* _EXERCISE_
Retype all the entries word for word, but omit the pictures.

* _PROVIDED MATERIAL_
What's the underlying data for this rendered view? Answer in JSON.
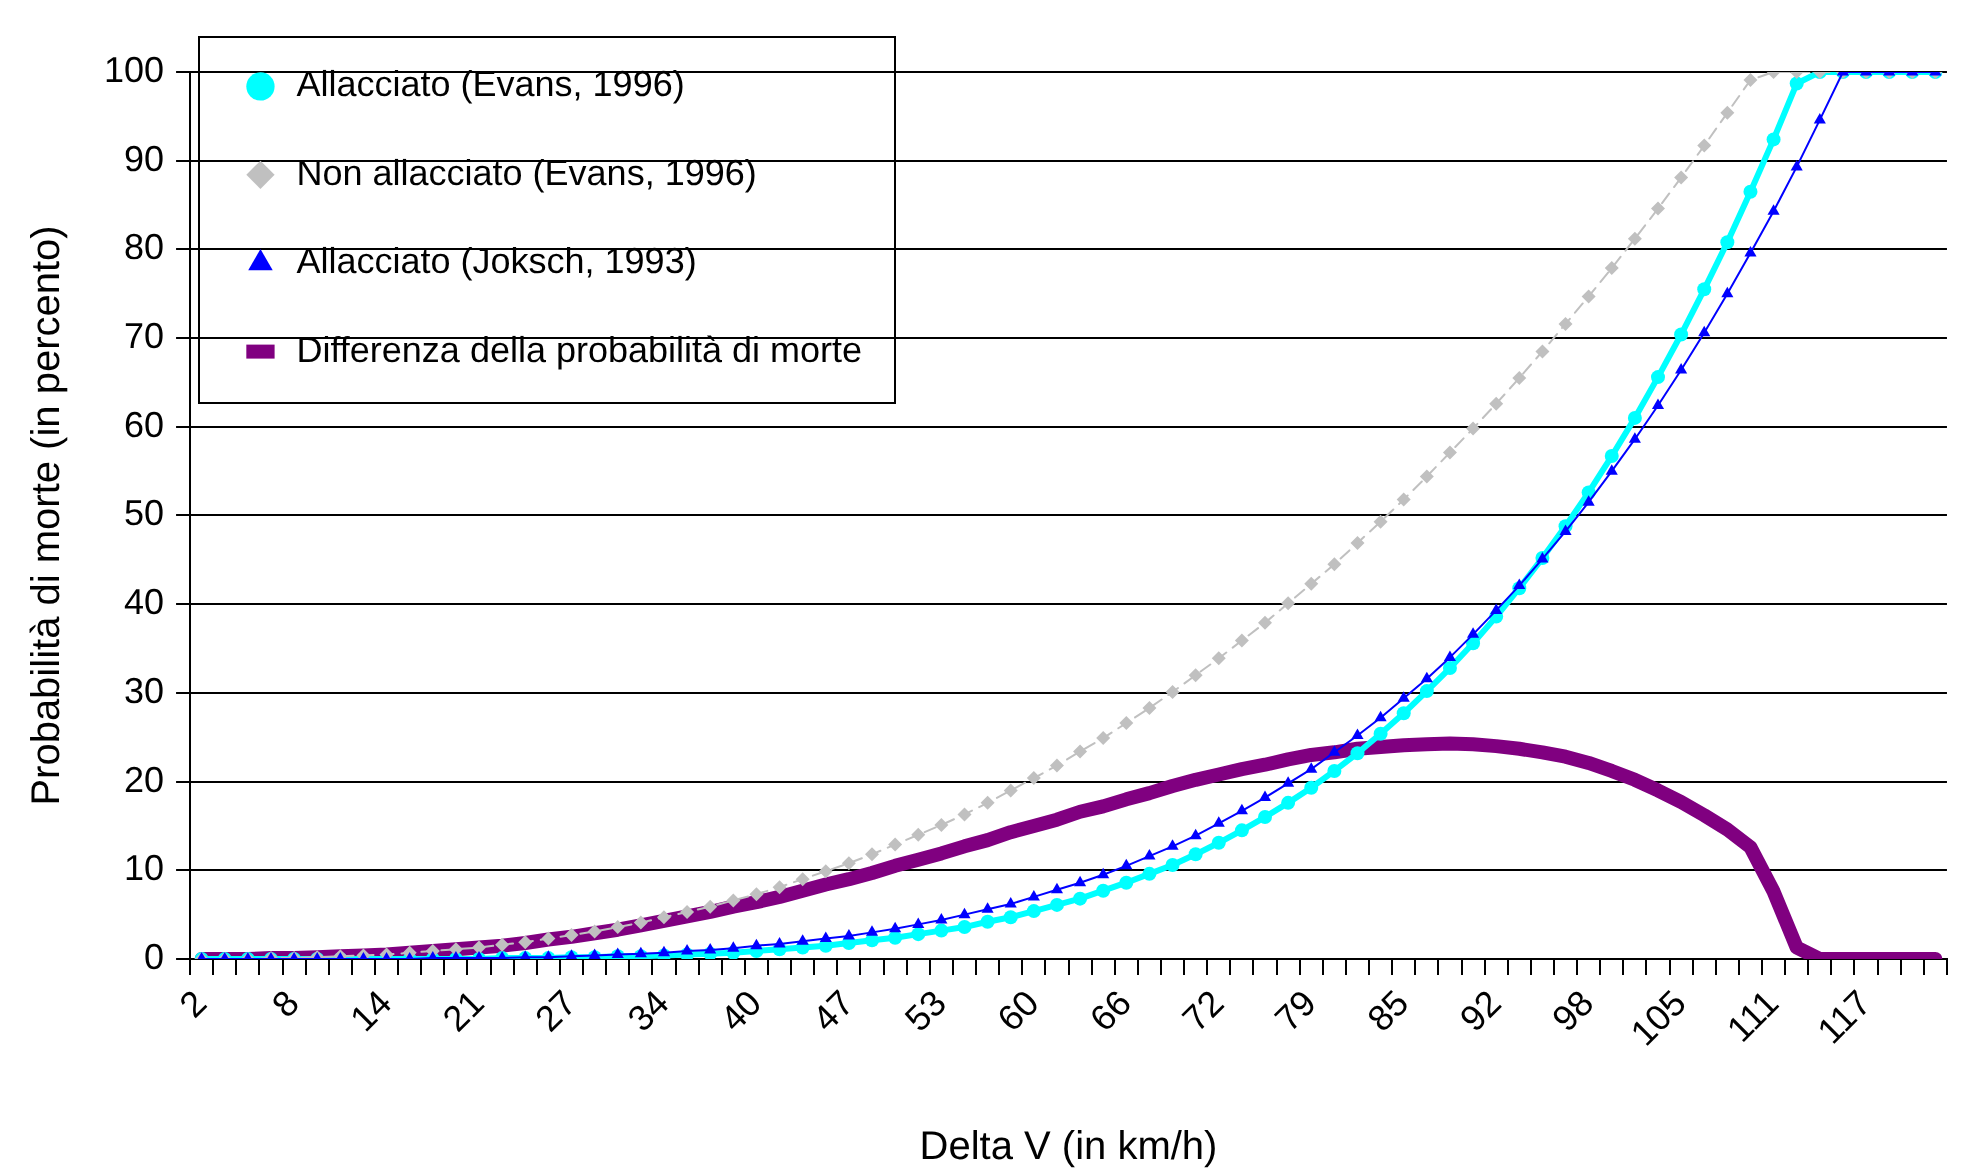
{
  "chart_data": {
    "type": "line",
    "xlabel": "Delta V (in km/h)",
    "ylabel": "Probabilità di morte (in percento)",
    "categories": [
      "2",
      null,
      null,
      null,
      "8",
      null,
      null,
      null,
      "14",
      null,
      null,
      null,
      "21",
      null,
      null,
      null,
      "27",
      null,
      null,
      null,
      "34",
      null,
      null,
      null,
      "40",
      null,
      null,
      null,
      "47",
      null,
      null,
      null,
      "53",
      null,
      null,
      null,
      "60",
      null,
      null,
      null,
      "66",
      null,
      null,
      null,
      "72",
      null,
      null,
      null,
      "79",
      null,
      null,
      null,
      "85",
      null,
      null,
      null,
      "92",
      null,
      null,
      null,
      "98",
      null,
      null,
      null,
      "105",
      null,
      null,
      null,
      "111",
      null,
      null,
      null,
      "117",
      null,
      null,
      null
    ],
    "ylim": [
      0,
      100
    ],
    "yticks": [
      0,
      10,
      20,
      30,
      40,
      50,
      60,
      70,
      80,
      90,
      100
    ],
    "grid": "y",
    "legend": "top left",
    "series": [
      {
        "name": "Allacciato (Evans, 1996)",
        "color": "#00ffff",
        "marker": "circle",
        "line_style": "solid",
        "values": [
          0,
          0,
          0,
          0,
          0,
          0,
          0,
          0,
          0,
          0,
          0,
          0,
          0,
          0.1,
          0.1,
          0.1,
          0.2,
          0.2,
          0.3,
          0.3,
          0.4,
          0.5,
          0.6,
          0.7,
          0.9,
          1.1,
          1.3,
          1.5,
          1.8,
          2.1,
          2.4,
          2.8,
          3.2,
          3.6,
          4.2,
          4.7,
          5.4,
          6.1,
          6.8,
          7.7,
          8.6,
          9.6,
          10.6,
          11.8,
          13.1,
          14.5,
          16.0,
          17.6,
          19.3,
          21.2,
          23.2,
          25.4,
          27.7,
          30.2,
          32.8,
          35.6,
          38.6,
          41.8,
          45.2,
          48.8,
          52.6,
          56.7,
          61.0,
          65.6,
          70.4,
          75.5,
          80.8,
          86.5,
          92.4,
          98.7,
          100,
          100,
          100,
          100,
          100,
          100
        ]
      },
      {
        "name": "Non allacciato (Evans, 1996)",
        "color": "#c0c0c0",
        "marker": "diamond",
        "line_style": "dashed",
        "values": [
          0,
          0,
          0,
          0.1,
          0.1,
          0.2,
          0.3,
          0.4,
          0.5,
          0.7,
          0.9,
          1.1,
          1.3,
          1.6,
          1.9,
          2.3,
          2.7,
          3.1,
          3.6,
          4.1,
          4.7,
          5.3,
          5.9,
          6.6,
          7.3,
          8.1,
          9.0,
          9.9,
          10.8,
          11.8,
          12.9,
          14.0,
          15.1,
          16.3,
          17.6,
          19.0,
          20.4,
          21.8,
          23.4,
          24.9,
          26.6,
          28.3,
          30.1,
          32.0,
          33.9,
          35.9,
          37.9,
          40.1,
          42.3,
          44.5,
          46.9,
          49.3,
          51.8,
          54.4,
          57.1,
          59.8,
          62.6,
          65.5,
          68.5,
          71.6,
          74.7,
          77.9,
          81.2,
          84.6,
          88.1,
          91.7,
          95.4,
          99.1,
          100,
          100,
          100,
          100,
          100,
          100,
          100,
          100
        ]
      },
      {
        "name": "Allacciato (Joksch, 1993)",
        "color": "#0000ff",
        "marker": "triangle",
        "line_style": "solid",
        "values": [
          0,
          0,
          0,
          0,
          0,
          0,
          0,
          0,
          0,
          0,
          0.1,
          0.1,
          0.1,
          0.1,
          0.2,
          0.2,
          0.3,
          0.4,
          0.5,
          0.6,
          0.7,
          0.9,
          1.0,
          1.2,
          1.5,
          1.7,
          2.0,
          2.3,
          2.6,
          3.0,
          3.4,
          3.9,
          4.4,
          5.0,
          5.6,
          6.2,
          7.0,
          7.8,
          8.6,
          9.5,
          10.5,
          11.6,
          12.7,
          13.9,
          15.3,
          16.7,
          18.2,
          19.8,
          21.4,
          23.3,
          25.2,
          27.2,
          29.4,
          31.6,
          34.0,
          36.6,
          39.3,
          42.1,
          45.1,
          48.2,
          51.5,
          55.0,
          58.6,
          62.4,
          66.4,
          70.6,
          75.0,
          79.6,
          84.3,
          89.3,
          94.6,
          100,
          100,
          100,
          100,
          100
        ]
      },
      {
        "name": "Differenza della probabilità di morte",
        "color": "#800080",
        "marker": "none",
        "line_style": "solid",
        "values": [
          0,
          0,
          0,
          0.1,
          0.1,
          0.2,
          0.3,
          0.4,
          0.5,
          0.7,
          0.9,
          1.1,
          1.3,
          1.5,
          1.8,
          2.2,
          2.5,
          2.9,
          3.3,
          3.8,
          4.3,
          4.8,
          5.3,
          5.9,
          6.4,
          7.0,
          7.7,
          8.4,
          9.0,
          9.7,
          10.5,
          11.2,
          11.9,
          12.7,
          13.4,
          14.3,
          15.0,
          15.7,
          16.6,
          17.2,
          18.0,
          18.7,
          19.5,
          20.2,
          20.8,
          21.4,
          21.9,
          22.5,
          23.0,
          23.3,
          23.7,
          23.9,
          24.1,
          24.2,
          24.3,
          24.2,
          24.0,
          23.7,
          23.3,
          22.8,
          22.1,
          21.2,
          20.2,
          19.0,
          17.7,
          16.2,
          14.6,
          12.6,
          7.6,
          1.3,
          0,
          0,
          0,
          0,
          0,
          0
        ]
      }
    ]
  }
}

* _RESPONSE TO THE EXERCISE_
What's the underlying data for this rendered view? Answer in JSON.
{
  "chart_data": {
    "type": "line",
    "xlabel": "Delta V (in km/h)",
    "ylabel": "Probabilità di morte (in percento)",
    "categories": [
      "2",
      null,
      null,
      null,
      "8",
      null,
      null,
      null,
      "14",
      null,
      null,
      null,
      "21",
      null,
      null,
      null,
      "27",
      null,
      null,
      null,
      "34",
      null,
      null,
      null,
      "40",
      null,
      null,
      null,
      "47",
      null,
      null,
      null,
      "53",
      null,
      null,
      null,
      "60",
      null,
      null,
      null,
      "66",
      null,
      null,
      null,
      "72",
      null,
      null,
      null,
      "79",
      null,
      null,
      null,
      "85",
      null,
      null,
      null,
      "92",
      null,
      null,
      null,
      "98",
      null,
      null,
      null,
      "105",
      null,
      null,
      null,
      "111",
      null,
      null,
      null,
      "117",
      null,
      null,
      null
    ],
    "ylim": [
      0,
      100
    ],
    "yticks": [
      0,
      10,
      20,
      30,
      40,
      50,
      60,
      70,
      80,
      90,
      100
    ],
    "grid": "y",
    "legend": "top left",
    "series": [
      {
        "name": "Allacciato (Evans, 1996)",
        "color": "#00ffff",
        "marker": "circle",
        "line_style": "solid",
        "values": [
          0,
          0,
          0,
          0,
          0,
          0,
          0,
          0,
          0,
          0,
          0,
          0,
          0,
          0.1,
          0.1,
          0.1,
          0.2,
          0.2,
          0.3,
          0.3,
          0.4,
          0.5,
          0.6,
          0.7,
          0.9,
          1.1,
          1.3,
          1.5,
          1.8,
          2.1,
          2.4,
          2.8,
          3.2,
          3.6,
          4.2,
          4.7,
          5.4,
          6.1,
          6.8,
          7.7,
          8.6,
          9.6,
          10.6,
          11.8,
          13.1,
          14.5,
          16.0,
          17.6,
          19.3,
          21.2,
          23.2,
          25.4,
          27.7,
          30.2,
          32.8,
          35.6,
          38.6,
          41.8,
          45.2,
          48.8,
          52.6,
          56.7,
          61.0,
          65.6,
          70.4,
          75.5,
          80.8,
          86.5,
          92.4,
          98.7,
          100,
          100,
          100,
          100,
          100,
          100
        ]
      },
      {
        "name": "Non allacciato (Evans, 1996)",
        "color": "#c0c0c0",
        "marker": "diamond",
        "line_style": "dashed",
        "values": [
          0,
          0,
          0,
          0.1,
          0.1,
          0.2,
          0.3,
          0.4,
          0.5,
          0.7,
          0.9,
          1.1,
          1.3,
          1.6,
          1.9,
          2.3,
          2.7,
          3.1,
          3.6,
          4.1,
          4.7,
          5.3,
          5.9,
          6.6,
          7.3,
          8.1,
          9.0,
          9.9,
          10.8,
          11.8,
          12.9,
          14.0,
          15.1,
          16.3,
          17.6,
          19.0,
          20.4,
          21.8,
          23.4,
          24.9,
          26.6,
          28.3,
          30.1,
          32.0,
          33.9,
          35.9,
          37.9,
          40.1,
          42.3,
          44.5,
          46.9,
          49.3,
          51.8,
          54.4,
          57.1,
          59.8,
          62.6,
          65.5,
          68.5,
          71.6,
          74.7,
          77.9,
          81.2,
          84.6,
          88.1,
          91.7,
          95.4,
          99.1,
          100,
          100,
          100,
          100,
          100,
          100,
          100,
          100
        ]
      },
      {
        "name": "Allacciato (Joksch, 1993)",
        "color": "#0000ff",
        "marker": "triangle",
        "line_style": "solid",
        "values": [
          0,
          0,
          0,
          0,
          0,
          0,
          0,
          0,
          0,
          0,
          0.1,
          0.1,
          0.1,
          0.1,
          0.2,
          0.2,
          0.3,
          0.4,
          0.5,
          0.6,
          0.7,
          0.9,
          1.0,
          1.2,
          1.5,
          1.7,
          2.0,
          2.3,
          2.6,
          3.0,
          3.4,
          3.9,
          4.4,
          5.0,
          5.6,
          6.2,
          7.0,
          7.8,
          8.6,
          9.5,
          10.5,
          11.6,
          12.7,
          13.9,
          15.3,
          16.7,
          18.2,
          19.8,
          21.4,
          23.3,
          25.2,
          27.2,
          29.4,
          31.6,
          34.0,
          36.6,
          39.3,
          42.1,
          45.1,
          48.2,
          51.5,
          55.0,
          58.6,
          62.4,
          66.4,
          70.6,
          75.0,
          79.6,
          84.3,
          89.3,
          94.6,
          100,
          100,
          100,
          100,
          100
        ]
      },
      {
        "name": "Differenza della probabilità di morte",
        "color": "#800080",
        "marker": "none",
        "line_style": "solid",
        "values": [
          0,
          0,
          0,
          0.1,
          0.1,
          0.2,
          0.3,
          0.4,
          0.5,
          0.7,
          0.9,
          1.1,
          1.3,
          1.5,
          1.8,
          2.2,
          2.5,
          2.9,
          3.3,
          3.8,
          4.3,
          4.8,
          5.3,
          5.9,
          6.4,
          7.0,
          7.7,
          8.4,
          9.0,
          9.7,
          10.5,
          11.2,
          11.9,
          12.7,
          13.4,
          14.3,
          15.0,
          15.7,
          16.6,
          17.2,
          18.0,
          18.7,
          19.5,
          20.2,
          20.8,
          21.4,
          21.9,
          22.5,
          23.0,
          23.3,
          23.7,
          23.9,
          24.1,
          24.2,
          24.3,
          24.2,
          24.0,
          23.7,
          23.3,
          22.8,
          22.1,
          21.2,
          20.2,
          19.0,
          17.7,
          16.2,
          14.6,
          12.6,
          7.6,
          1.3,
          0,
          0,
          0,
          0,
          0,
          0
        ]
      }
    ]
  }
}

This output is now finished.